SET PROBLEM: Copy down all of the data underneath, exactly as shown.

--- Start MATERIAL FOR THE TASK ---

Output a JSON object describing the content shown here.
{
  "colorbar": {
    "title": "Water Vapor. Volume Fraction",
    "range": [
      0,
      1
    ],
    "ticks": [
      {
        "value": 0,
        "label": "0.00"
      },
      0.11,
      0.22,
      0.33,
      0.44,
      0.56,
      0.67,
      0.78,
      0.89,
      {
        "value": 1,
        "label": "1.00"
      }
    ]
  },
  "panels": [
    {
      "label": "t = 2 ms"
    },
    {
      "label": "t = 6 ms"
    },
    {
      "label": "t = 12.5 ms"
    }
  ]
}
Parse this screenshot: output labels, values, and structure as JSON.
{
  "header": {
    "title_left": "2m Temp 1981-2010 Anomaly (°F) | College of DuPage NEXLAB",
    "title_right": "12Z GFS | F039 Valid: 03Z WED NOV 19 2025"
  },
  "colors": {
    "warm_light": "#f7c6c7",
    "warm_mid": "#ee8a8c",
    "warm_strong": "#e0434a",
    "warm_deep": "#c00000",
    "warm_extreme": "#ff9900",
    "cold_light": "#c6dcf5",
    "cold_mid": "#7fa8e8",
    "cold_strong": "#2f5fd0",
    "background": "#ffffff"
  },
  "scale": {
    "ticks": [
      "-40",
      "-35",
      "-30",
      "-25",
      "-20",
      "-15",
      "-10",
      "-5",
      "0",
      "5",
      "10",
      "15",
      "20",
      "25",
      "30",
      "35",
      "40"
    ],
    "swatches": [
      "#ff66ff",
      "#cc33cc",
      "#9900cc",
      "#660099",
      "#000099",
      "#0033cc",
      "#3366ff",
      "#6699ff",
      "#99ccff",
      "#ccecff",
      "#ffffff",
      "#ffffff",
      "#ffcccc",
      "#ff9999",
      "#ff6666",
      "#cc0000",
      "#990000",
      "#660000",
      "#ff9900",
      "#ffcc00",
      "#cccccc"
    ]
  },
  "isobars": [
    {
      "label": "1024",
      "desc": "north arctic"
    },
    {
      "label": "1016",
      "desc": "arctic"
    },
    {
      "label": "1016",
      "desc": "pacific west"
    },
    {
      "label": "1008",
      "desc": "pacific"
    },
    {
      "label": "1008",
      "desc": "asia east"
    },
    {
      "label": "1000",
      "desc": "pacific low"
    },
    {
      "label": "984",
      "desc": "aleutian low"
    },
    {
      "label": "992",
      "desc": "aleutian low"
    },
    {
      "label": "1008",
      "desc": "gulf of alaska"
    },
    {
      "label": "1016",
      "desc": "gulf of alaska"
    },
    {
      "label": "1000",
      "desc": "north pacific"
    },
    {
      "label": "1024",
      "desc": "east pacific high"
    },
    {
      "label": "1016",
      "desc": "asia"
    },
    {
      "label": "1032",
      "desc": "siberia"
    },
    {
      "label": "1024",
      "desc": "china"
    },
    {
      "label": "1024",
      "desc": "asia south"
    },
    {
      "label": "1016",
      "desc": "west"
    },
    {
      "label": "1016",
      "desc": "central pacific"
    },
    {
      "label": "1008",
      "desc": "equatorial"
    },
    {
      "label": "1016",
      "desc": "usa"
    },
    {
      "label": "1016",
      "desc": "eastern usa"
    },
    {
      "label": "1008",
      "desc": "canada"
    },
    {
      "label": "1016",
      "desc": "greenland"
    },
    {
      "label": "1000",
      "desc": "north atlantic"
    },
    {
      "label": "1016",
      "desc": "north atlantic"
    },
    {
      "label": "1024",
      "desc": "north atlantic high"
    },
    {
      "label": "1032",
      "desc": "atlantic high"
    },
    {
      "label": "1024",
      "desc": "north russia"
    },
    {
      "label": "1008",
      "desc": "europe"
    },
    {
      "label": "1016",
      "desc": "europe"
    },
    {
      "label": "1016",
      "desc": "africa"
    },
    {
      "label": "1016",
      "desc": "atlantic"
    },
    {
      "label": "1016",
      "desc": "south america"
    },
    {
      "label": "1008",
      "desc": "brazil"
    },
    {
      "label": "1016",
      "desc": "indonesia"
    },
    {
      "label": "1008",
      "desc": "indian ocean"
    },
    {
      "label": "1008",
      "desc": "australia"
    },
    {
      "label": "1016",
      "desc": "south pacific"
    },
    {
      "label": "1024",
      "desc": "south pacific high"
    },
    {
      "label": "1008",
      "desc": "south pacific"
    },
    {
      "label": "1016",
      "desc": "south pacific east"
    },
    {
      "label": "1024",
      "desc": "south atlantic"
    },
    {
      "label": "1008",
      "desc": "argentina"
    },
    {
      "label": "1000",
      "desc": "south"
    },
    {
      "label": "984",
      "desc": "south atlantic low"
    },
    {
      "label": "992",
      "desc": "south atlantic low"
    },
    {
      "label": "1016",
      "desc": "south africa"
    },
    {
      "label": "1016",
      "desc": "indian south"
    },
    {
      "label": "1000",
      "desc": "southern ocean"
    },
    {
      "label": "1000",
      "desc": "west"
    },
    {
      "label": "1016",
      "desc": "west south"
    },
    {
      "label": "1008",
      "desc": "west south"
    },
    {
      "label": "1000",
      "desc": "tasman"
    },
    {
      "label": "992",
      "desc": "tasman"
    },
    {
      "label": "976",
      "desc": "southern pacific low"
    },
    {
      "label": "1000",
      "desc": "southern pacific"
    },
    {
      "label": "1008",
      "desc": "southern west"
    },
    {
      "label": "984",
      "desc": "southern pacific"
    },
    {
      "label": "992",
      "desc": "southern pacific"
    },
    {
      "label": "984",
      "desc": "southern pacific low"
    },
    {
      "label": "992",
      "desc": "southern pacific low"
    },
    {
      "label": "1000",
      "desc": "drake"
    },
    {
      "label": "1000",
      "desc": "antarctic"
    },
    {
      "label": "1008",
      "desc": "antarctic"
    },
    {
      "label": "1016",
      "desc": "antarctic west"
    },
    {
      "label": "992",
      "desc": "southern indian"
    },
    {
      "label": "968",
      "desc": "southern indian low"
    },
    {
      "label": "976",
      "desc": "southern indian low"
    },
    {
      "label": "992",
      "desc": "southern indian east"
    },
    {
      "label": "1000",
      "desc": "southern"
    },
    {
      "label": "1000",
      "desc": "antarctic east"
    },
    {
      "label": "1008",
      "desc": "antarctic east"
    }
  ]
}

--- End MATERIAL FOR THE TASK ---

COMPLETE RESPONSE:
Output a JSON object describing the content shown here.
{
  "colorbar": {
    "title": "Water Vapor. Volume Fraction",
    "range": [
      0,
      1
    ],
    "ticks": [
      {
        "value": 0,
        "label": "0.00"
      },
      0.11,
      0.22,
      0.33,
      0.44,
      0.56,
      0.67,
      0.78,
      0.89,
      {
        "value": 1,
        "label": "1.00"
      }
    ]
  },
  "panels": [
    {
      "label": "t = 2 ms"
    },
    {
      "label": "t = 6 ms"
    },
    {
      "label": "t = 12.5 ms"
    }
  ]
}
Parse this screenshot: output labels, values, and structure as JSON.
{
  "header": {
    "title_left": "2m Temp 1981-2010 Anomaly (°F) | College of DuPage NEXLAB",
    "title_right": "12Z GFS | F039 Valid: 03Z WED NOV 19 2025"
  },
  "colors": {
    "warm_light": "#f7c6c7",
    "warm_mid": "#ee8a8c",
    "warm_strong": "#e0434a",
    "warm_deep": "#c00000",
    "warm_extreme": "#ff9900",
    "cold_light": "#c6dcf5",
    "cold_mid": "#7fa8e8",
    "cold_strong": "#2f5fd0",
    "background": "#ffffff"
  },
  "scale": {
    "ticks": [
      "-40",
      "-35",
      "-30",
      "-25",
      "-20",
      "-15",
      "-10",
      "-5",
      "0",
      "5",
      "10",
      "15",
      "20",
      "25",
      "30",
      "35",
      "40"
    ],
    "swatches": [
      "#ff66ff",
      "#cc33cc",
      "#9900cc",
      "#660099",
      "#000099",
      "#0033cc",
      "#3366ff",
      "#6699ff",
      "#99ccff",
      "#ccecff",
      "#ffffff",
      "#ffffff",
      "#ffcccc",
      "#ff9999",
      "#ff6666",
      "#cc0000",
      "#990000",
      "#660000",
      "#ff9900",
      "#ffcc00",
      "#cccccc"
    ]
  },
  "isobars": [
    {
      "label": "1024",
      "desc": "north arctic"
    },
    {
      "label": "1016",
      "desc": "arctic"
    },
    {
      "label": "1016",
      "desc": "pacific west"
    },
    {
      "label": "1008",
      "desc": "pacific"
    },
    {
      "label": "1008",
      "desc": "asia east"
    },
    {
      "label": "1000",
      "desc": "pacific low"
    },
    {
      "label": "984",
      "desc": "aleutian low"
    },
    {
      "label": "992",
      "desc": "aleutian low"
    },
    {
      "label": "1008",
      "desc": "gulf of alaska"
    },
    {
      "label": "1016",
      "desc": "gulf of alaska"
    },
    {
      "label": "1000",
      "desc": "north pacific"
    },
    {
      "label": "1024",
      "desc": "east pacific high"
    },
    {
      "label": "1016",
      "desc": "asia"
    },
    {
      "label": "1032",
      "desc": "siberia"
    },
    {
      "label": "1024",
      "desc": "china"
    },
    {
      "label": "1024",
      "desc": "asia south"
    },
    {
      "label": "1016",
      "desc": "west"
    },
    {
      "label": "1016",
      "desc": "central pacific"
    },
    {
      "label": "1008",
      "desc": "equatorial"
    },
    {
      "label": "1016",
      "desc": "usa"
    },
    {
      "label": "1016",
      "desc": "eastern usa"
    },
    {
      "label": "1008",
      "desc": "canada"
    },
    {
      "label": "1016",
      "desc": "greenland"
    },
    {
      "label": "1000",
      "desc": "north atlantic"
    },
    {
      "label": "1016",
      "desc": "north atlantic"
    },
    {
      "label": "1024",
      "desc": "north atlantic high"
    },
    {
      "label": "1032",
      "desc": "atlantic high"
    },
    {
      "label": "1024",
      "desc": "north russia"
    },
    {
      "label": "1008",
      "desc": "europe"
    },
    {
      "label": "1016",
      "desc": "europe"
    },
    {
      "label": "1016",
      "desc": "africa"
    },
    {
      "label": "1016",
      "desc": "atlantic"
    },
    {
      "label": "1016",
      "desc": "south america"
    },
    {
      "label": "1008",
      "desc": "brazil"
    },
    {
      "label": "1016",
      "desc": "indonesia"
    },
    {
      "label": "1008",
      "desc": "indian ocean"
    },
    {
      "label": "1008",
      "desc": "australia"
    },
    {
      "label": "1016",
      "desc": "south pacific"
    },
    {
      "label": "1024",
      "desc": "south pacific high"
    },
    {
      "label": "1008",
      "desc": "south pacific"
    },
    {
      "label": "1016",
      "desc": "south pacific east"
    },
    {
      "label": "1024",
      "desc": "south atlantic"
    },
    {
      "label": "1008",
      "desc": "argentina"
    },
    {
      "label": "1000",
      "desc": "south"
    },
    {
      "label": "984",
      "desc": "south atlantic low"
    },
    {
      "label": "992",
      "desc": "south atlantic low"
    },
    {
      "label": "1016",
      "desc": "south africa"
    },
    {
      "label": "1016",
      "desc": "indian south"
    },
    {
      "label": "1000",
      "desc": "southern ocean"
    },
    {
      "label": "1000",
      "desc": "west"
    },
    {
      "label": "1016",
      "desc": "west south"
    },
    {
      "label": "1008",
      "desc": "west south"
    },
    {
      "label": "1000",
      "desc": "tasman"
    },
    {
      "label": "992",
      "desc": "tasman"
    },
    {
      "label": "976",
      "desc": "southern pacific low"
    },
    {
      "label": "1000",
      "desc": "southern pacific"
    },
    {
      "label": "1008",
      "desc": "southern west"
    },
    {
      "label": "984",
      "desc": "southern pacific"
    },
    {
      "label": "992",
      "desc": "southern pacific"
    },
    {
      "label": "984",
      "desc": "southern pacific low"
    },
    {
      "label": "992",
      "desc": "southern pacific low"
    },
    {
      "label": "1000",
      "desc": "drake"
    },
    {
      "label": "1000",
      "desc": "antarctic"
    },
    {
      "label": "1008",
      "desc": "antarctic"
    },
    {
      "label": "1016",
      "desc": "antarctic west"
    },
    {
      "label": "992",
      "desc": "southern indian"
    },
    {
      "label": "968",
      "desc": "southern indian low"
    },
    {
      "label": "976",
      "desc": "southern indian low"
    },
    {
      "label": "992",
      "desc": "southern indian east"
    },
    {
      "label": "1000",
      "desc": "southern"
    },
    {
      "label": "1000",
      "desc": "antarctic east"
    },
    {
      "label": "1008",
      "desc": "antarctic east"
    }
  ]
}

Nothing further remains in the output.